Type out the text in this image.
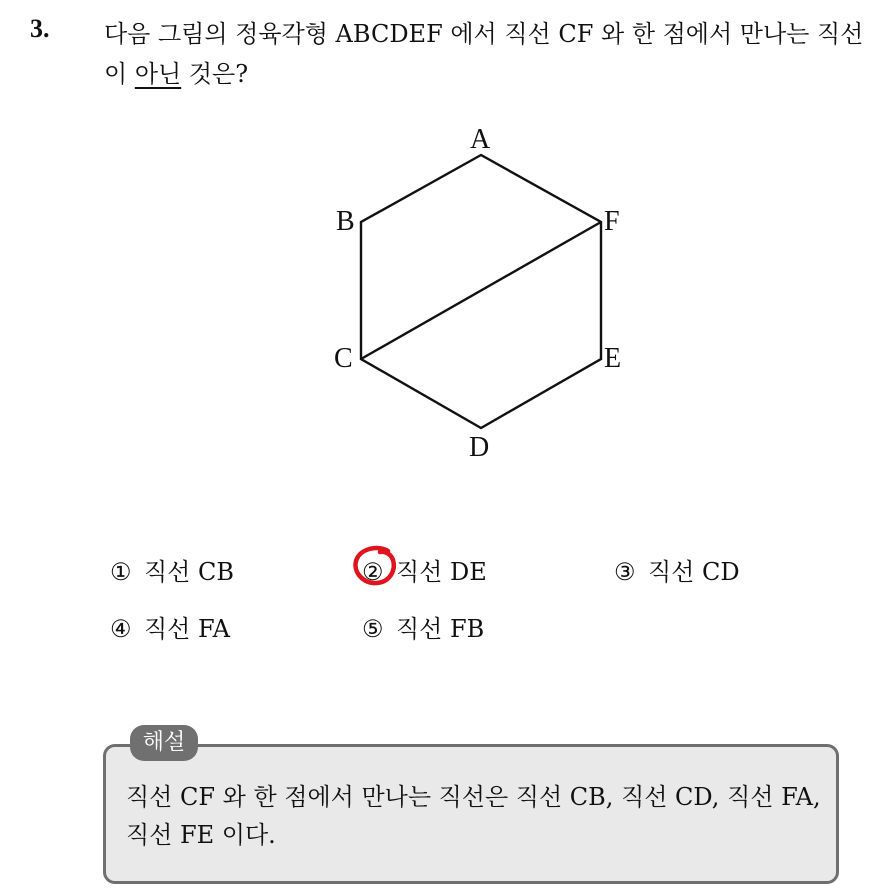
3. 다음 그림의 정육각형 ABCDEF 에서 직선 CF 와 한 점에서 만나는 직선이 아닌 것은?
A
B
C
D
E
F
① 직선 CB	② 직선 DE	③ 직선 CD
④ 직선 FA	⑤ 직선 FB
해설
직선 CF 와 한 점에서 만나는 직선은 직선 CB, 직선 CD, 직선 FA, 직선 FE 이다.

+++

Copy the data exactly. Any picture it contains is to be omitted.

Type out the text in this image.
3. 다음 그림의 정육각형 ABCDEF 에서 직선 CF 와 한 점에서 만나는 직선이 아닌 것은?
A
B
C
D
E
F
① 직선 CB	② 직선 DE	③ 직선 CD
④ 직선 FA	⑤ 직선 FB
해설
직선 CF 와 한 점에서 만나는 직선은 직선 CB, 직선 CD, 직선 FA, 직선 FE 이다.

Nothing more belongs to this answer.